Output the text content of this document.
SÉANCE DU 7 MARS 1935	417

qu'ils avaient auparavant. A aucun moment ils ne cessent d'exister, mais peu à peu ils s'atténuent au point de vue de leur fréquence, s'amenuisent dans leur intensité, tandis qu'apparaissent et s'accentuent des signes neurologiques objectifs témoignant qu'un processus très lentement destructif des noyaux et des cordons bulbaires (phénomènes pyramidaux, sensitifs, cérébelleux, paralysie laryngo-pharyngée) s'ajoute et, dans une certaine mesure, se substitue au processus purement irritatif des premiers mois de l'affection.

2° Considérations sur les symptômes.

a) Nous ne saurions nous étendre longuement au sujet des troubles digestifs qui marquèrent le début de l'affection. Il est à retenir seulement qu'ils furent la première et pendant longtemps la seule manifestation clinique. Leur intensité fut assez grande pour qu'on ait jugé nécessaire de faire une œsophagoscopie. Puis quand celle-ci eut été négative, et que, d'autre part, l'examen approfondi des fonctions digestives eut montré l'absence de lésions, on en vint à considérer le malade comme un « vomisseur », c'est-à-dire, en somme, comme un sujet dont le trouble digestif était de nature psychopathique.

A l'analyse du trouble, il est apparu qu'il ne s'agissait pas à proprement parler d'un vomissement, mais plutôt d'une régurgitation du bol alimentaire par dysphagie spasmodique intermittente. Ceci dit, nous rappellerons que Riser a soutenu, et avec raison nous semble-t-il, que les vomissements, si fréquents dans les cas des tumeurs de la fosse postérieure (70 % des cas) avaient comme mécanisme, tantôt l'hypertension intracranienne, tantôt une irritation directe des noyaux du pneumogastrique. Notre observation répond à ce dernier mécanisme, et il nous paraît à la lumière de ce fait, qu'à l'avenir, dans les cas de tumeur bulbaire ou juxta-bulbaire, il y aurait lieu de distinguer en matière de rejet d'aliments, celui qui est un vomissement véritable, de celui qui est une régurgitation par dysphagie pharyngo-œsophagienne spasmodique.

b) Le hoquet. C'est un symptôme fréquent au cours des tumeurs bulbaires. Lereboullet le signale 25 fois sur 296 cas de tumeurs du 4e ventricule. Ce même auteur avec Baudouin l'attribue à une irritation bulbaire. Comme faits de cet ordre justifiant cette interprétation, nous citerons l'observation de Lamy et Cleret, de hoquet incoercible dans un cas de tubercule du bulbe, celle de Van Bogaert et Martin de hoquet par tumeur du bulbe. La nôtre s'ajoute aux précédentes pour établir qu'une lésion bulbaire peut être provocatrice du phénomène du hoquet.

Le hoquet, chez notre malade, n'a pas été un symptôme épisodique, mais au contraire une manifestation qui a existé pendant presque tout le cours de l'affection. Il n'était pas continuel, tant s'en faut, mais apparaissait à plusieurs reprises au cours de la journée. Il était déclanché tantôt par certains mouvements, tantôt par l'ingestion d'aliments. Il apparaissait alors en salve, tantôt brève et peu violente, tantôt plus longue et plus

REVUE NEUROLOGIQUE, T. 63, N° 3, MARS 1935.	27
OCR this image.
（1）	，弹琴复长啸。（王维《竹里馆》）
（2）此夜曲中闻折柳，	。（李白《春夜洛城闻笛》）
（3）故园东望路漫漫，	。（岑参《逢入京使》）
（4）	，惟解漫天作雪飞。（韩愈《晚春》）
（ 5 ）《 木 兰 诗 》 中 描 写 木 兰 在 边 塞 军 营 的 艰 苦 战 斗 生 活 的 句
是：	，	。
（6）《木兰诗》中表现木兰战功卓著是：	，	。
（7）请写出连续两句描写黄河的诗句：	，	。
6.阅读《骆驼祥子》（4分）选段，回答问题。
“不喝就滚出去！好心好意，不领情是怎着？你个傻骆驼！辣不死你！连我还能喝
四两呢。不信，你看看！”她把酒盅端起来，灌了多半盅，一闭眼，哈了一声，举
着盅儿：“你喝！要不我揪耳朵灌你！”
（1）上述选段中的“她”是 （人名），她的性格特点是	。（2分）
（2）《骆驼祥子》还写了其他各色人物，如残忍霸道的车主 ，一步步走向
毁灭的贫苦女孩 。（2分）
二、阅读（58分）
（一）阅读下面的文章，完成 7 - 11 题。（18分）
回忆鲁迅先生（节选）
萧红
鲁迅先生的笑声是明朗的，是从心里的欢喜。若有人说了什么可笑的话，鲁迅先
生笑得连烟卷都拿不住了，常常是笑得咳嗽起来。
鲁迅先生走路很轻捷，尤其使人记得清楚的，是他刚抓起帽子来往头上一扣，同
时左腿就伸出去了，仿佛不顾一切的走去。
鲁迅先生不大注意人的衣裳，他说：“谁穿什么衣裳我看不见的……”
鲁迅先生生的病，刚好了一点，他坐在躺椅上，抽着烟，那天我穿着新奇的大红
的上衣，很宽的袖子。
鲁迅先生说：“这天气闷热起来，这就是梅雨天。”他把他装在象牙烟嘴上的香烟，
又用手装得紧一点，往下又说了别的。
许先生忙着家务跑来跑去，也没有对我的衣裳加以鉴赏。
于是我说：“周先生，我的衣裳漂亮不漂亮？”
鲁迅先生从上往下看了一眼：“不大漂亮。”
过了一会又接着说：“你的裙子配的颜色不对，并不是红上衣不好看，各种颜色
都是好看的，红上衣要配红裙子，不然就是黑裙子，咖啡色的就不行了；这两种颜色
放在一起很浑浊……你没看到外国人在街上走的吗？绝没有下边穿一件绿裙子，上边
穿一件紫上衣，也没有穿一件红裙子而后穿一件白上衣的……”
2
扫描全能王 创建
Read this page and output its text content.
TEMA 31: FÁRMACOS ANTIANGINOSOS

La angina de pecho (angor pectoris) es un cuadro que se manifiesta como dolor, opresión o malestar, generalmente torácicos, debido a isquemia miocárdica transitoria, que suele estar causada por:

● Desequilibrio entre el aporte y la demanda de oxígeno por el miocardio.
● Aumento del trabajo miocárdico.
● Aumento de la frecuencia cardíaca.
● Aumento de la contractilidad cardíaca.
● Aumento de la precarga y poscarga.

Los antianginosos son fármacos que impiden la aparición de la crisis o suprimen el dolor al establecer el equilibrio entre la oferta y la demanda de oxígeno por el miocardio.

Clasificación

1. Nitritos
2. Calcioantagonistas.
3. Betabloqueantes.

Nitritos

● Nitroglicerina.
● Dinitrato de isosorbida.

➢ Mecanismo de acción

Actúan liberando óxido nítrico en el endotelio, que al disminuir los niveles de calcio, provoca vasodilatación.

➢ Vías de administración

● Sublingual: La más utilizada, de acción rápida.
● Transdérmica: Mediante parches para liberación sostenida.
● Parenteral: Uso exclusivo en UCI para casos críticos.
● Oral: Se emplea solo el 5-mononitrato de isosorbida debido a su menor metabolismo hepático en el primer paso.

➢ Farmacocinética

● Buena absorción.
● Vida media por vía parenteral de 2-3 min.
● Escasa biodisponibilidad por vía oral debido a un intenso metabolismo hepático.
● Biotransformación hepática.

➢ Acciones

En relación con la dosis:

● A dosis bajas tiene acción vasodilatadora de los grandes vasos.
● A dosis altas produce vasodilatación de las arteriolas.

= = = = =

### AIM:
State how many lines of the listing hold the string "this"; reply with the number and nothing else.

### COMPLETE RESPONSE:
3